[Records from a collection of figures]

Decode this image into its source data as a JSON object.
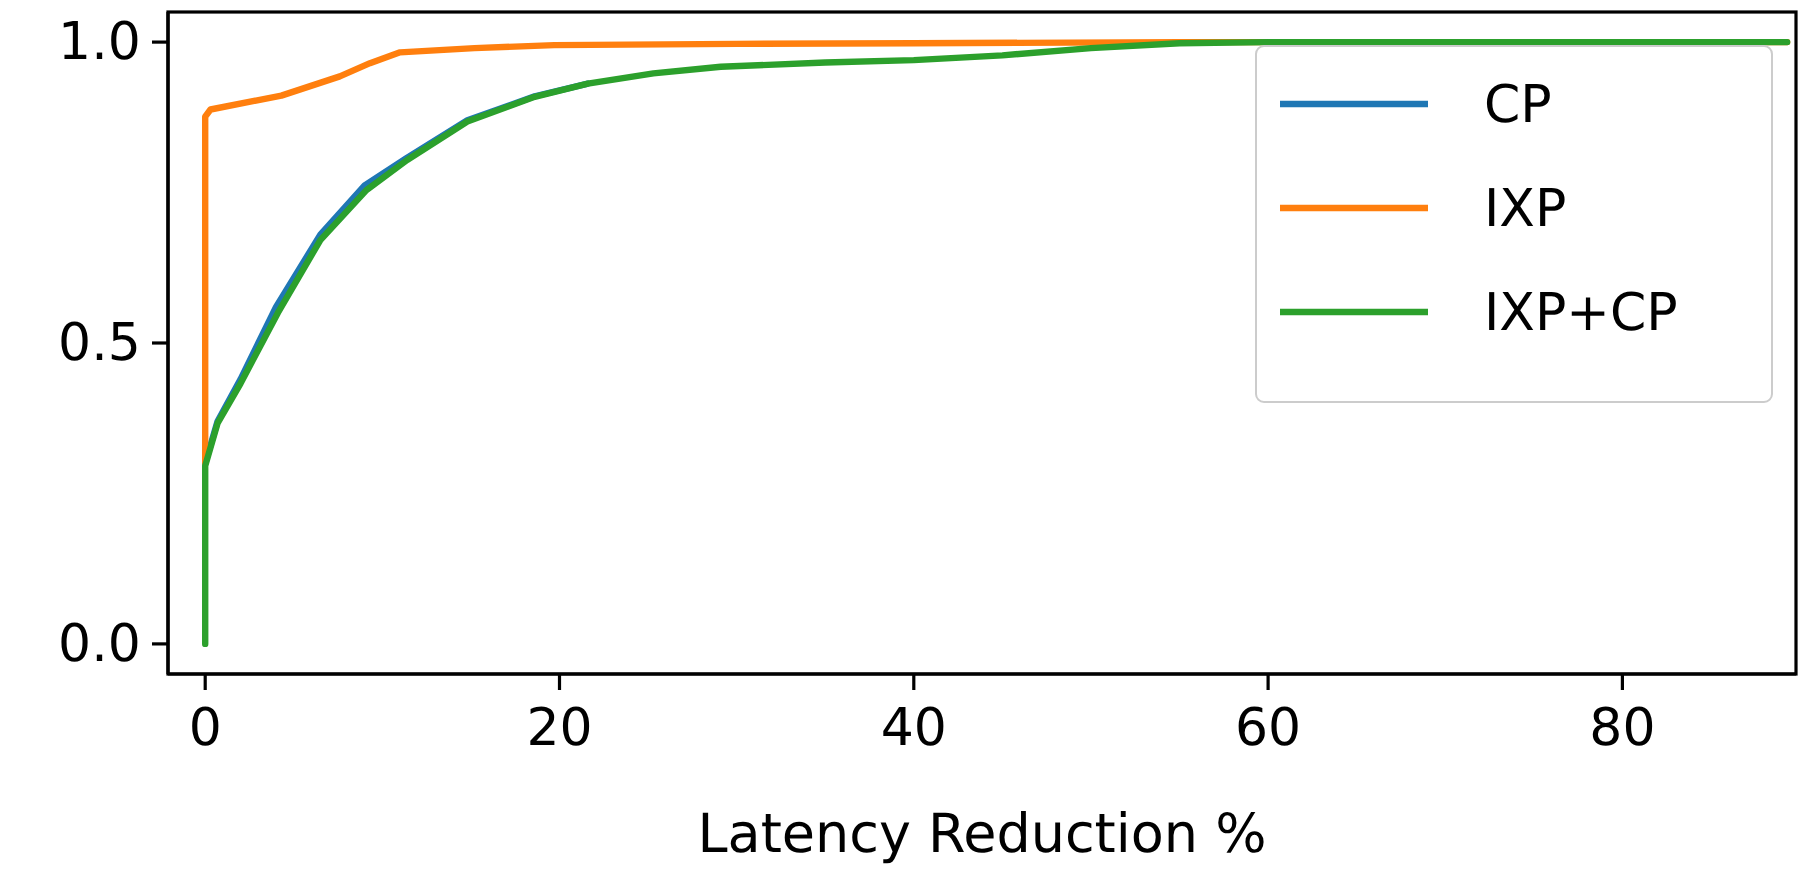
{
  "chart_data": {
    "type": "line",
    "xlabel": "Latency Reduction %",
    "xlim": [
      -2.1,
      89.8
    ],
    "ylim": [
      -0.05,
      1.05
    ],
    "xticks": [
      0,
      20,
      40,
      60,
      80
    ],
    "yticks": [
      {
        "value": 0,
        "label": "0.0"
      },
      {
        "value": 0.5,
        "label": "0.5"
      },
      {
        "value": 1,
        "label": "1.0"
      }
    ],
    "legend": "top right",
    "grid": false,
    "series": [
      {
        "name": "CP",
        "color": "#1f77b4",
        "x": [
          0,
          0.7,
          2,
          4,
          6.5,
          9,
          11.4,
          14.8,
          18.6,
          21.6
        ],
        "values": [
          0.3,
          0.37,
          0.44,
          0.56,
          0.68,
          0.762,
          0.808,
          0.87,
          0.91,
          0.931
        ]
      },
      {
        "name": "IXP",
        "color": "#ff7f0e",
        "x": [
          0,
          0,
          0.3,
          4.3,
          7.6,
          9.3,
          11,
          15.2,
          19.7,
          30,
          40,
          55,
          70,
          89.3
        ],
        "values": [
          0.3,
          0.876,
          0.888,
          0.911,
          0.943,
          0.965,
          0.983,
          0.99,
          0.995,
          0.997,
          0.998,
          1,
          1,
          1
        ]
      },
      {
        "name": "IXP+CP",
        "color": "#2ca02c",
        "x": [
          0,
          0,
          0.7,
          2,
          4.1,
          6.5,
          9.1,
          11.4,
          14.8,
          18.6,
          21.6,
          25.3,
          29.1,
          35,
          40,
          45,
          50,
          55,
          60,
          70,
          80,
          89.3
        ],
        "values": [
          0,
          0.296,
          0.367,
          0.433,
          0.55,
          0.671,
          0.754,
          0.804,
          0.868,
          0.909,
          0.931,
          0.948,
          0.959,
          0.966,
          0.97,
          0.978,
          0.99,
          0.998,
          1,
          1,
          1,
          1
        ]
      }
    ]
  }
}
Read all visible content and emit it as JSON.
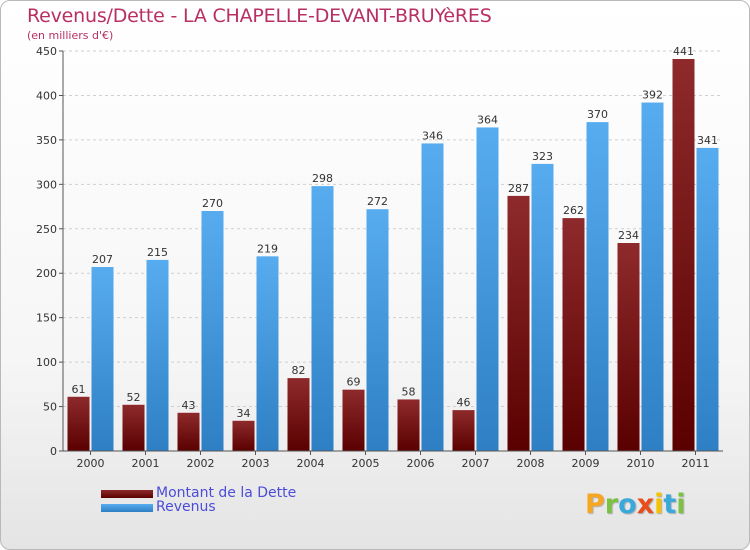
{
  "chart_data": {
    "type": "bar",
    "title": "Revenus/Dette - LA CHAPELLE-DEVANT-BRUYèRES",
    "subtitle": "(en milliers d'€)",
    "categories": [
      "2000",
      "2001",
      "2002",
      "2003",
      "2004",
      "2005",
      "2006",
      "2007",
      "2008",
      "2009",
      "2010",
      "2011"
    ],
    "series": [
      {
        "name": "Montant de la Dette",
        "color": "#7a0f12",
        "values": [
          61,
          52,
          43,
          34,
          82,
          69,
          58,
          46,
          287,
          262,
          234,
          441
        ]
      },
      {
        "name": "Revenus",
        "color": "#3d97dd",
        "values": [
          207,
          215,
          270,
          219,
          298,
          272,
          346,
          364,
          323,
          370,
          392,
          341
        ]
      }
    ],
    "ylim": [
      0,
      450
    ],
    "yticks": [
      0,
      50,
      100,
      150,
      200,
      250,
      300,
      350,
      400,
      450
    ],
    "grid": true,
    "legend": "bottom-left"
  },
  "logo": {
    "letters": [
      "P",
      "r",
      "o",
      "x",
      "i",
      "t",
      "i"
    ],
    "colors": [
      "#f5a623",
      "#7cc242",
      "#39a9dc",
      "#e84e1b",
      "#f5c200",
      "#39a9dc",
      "#7cc242"
    ]
  }
}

* Written problem *
Make an exact copy of all entries above, dropping the images.

* Exercise result *
Decode this image into its source data as a JSON object.
{
  "chart_data": {
    "type": "line",
    "xlabel": "Latency Reduction %",
    "xlim": [
      -2.1,
      89.8
    ],
    "ylim": [
      -0.05,
      1.05
    ],
    "xticks": [
      0,
      20,
      40,
      60,
      80
    ],
    "yticks": [
      {
        "value": 0,
        "label": "0.0"
      },
      {
        "value": 0.5,
        "label": "0.5"
      },
      {
        "value": 1,
        "label": "1.0"
      }
    ],
    "legend": "top right",
    "grid": false,
    "series": [
      {
        "name": "CP",
        "color": "#1f77b4",
        "x": [
          0,
          0.7,
          2,
          4,
          6.5,
          9,
          11.4,
          14.8,
          18.6,
          21.6
        ],
        "values": [
          0.3,
          0.37,
          0.44,
          0.56,
          0.68,
          0.762,
          0.808,
          0.87,
          0.91,
          0.931
        ]
      },
      {
        "name": "IXP",
        "color": "#ff7f0e",
        "x": [
          0,
          0,
          0.3,
          4.3,
          7.6,
          9.3,
          11,
          15.2,
          19.7,
          30,
          40,
          55,
          70,
          89.3
        ],
        "values": [
          0.3,
          0.876,
          0.888,
          0.911,
          0.943,
          0.965,
          0.983,
          0.99,
          0.995,
          0.997,
          0.998,
          1,
          1,
          1
        ]
      },
      {
        "name": "IXP+CP",
        "color": "#2ca02c",
        "x": [
          0,
          0,
          0.7,
          2,
          4.1,
          6.5,
          9.1,
          11.4,
          14.8,
          18.6,
          21.6,
          25.3,
          29.1,
          35,
          40,
          45,
          50,
          55,
          60,
          70,
          80,
          89.3
        ],
        "values": [
          0,
          0.296,
          0.367,
          0.433,
          0.55,
          0.671,
          0.754,
          0.804,
          0.868,
          0.909,
          0.931,
          0.948,
          0.959,
          0.966,
          0.97,
          0.978,
          0.99,
          0.998,
          1,
          1,
          1,
          1
        ]
      }
    ]
  }
}
Read all visible content and emit it as JSON.
{
  "chart_data": {
    "type": "bar",
    "title": "Revenus/Dette - LA CHAPELLE-DEVANT-BRUYèRES",
    "subtitle": "(en milliers d'€)",
    "categories": [
      "2000",
      "2001",
      "2002",
      "2003",
      "2004",
      "2005",
      "2006",
      "2007",
      "2008",
      "2009",
      "2010",
      "2011"
    ],
    "series": [
      {
        "name": "Montant de la Dette",
        "color": "#7a0f12",
        "values": [
          61,
          52,
          43,
          34,
          82,
          69,
          58,
          46,
          287,
          262,
          234,
          441
        ]
      },
      {
        "name": "Revenus",
        "color": "#3d97dd",
        "values": [
          207,
          215,
          270,
          219,
          298,
          272,
          346,
          364,
          323,
          370,
          392,
          341
        ]
      }
    ],
    "ylim": [
      0,
      450
    ],
    "yticks": [
      0,
      50,
      100,
      150,
      200,
      250,
      300,
      350,
      400,
      450
    ],
    "grid": true,
    "legend": "bottom-left"
  },
  "logo": {
    "letters": [
      "P",
      "r",
      "o",
      "x",
      "i",
      "t",
      "i"
    ],
    "colors": [
      "#f5a623",
      "#7cc242",
      "#39a9dc",
      "#e84e1b",
      "#f5c200",
      "#39a9dc",
      "#7cc242"
    ]
  }
}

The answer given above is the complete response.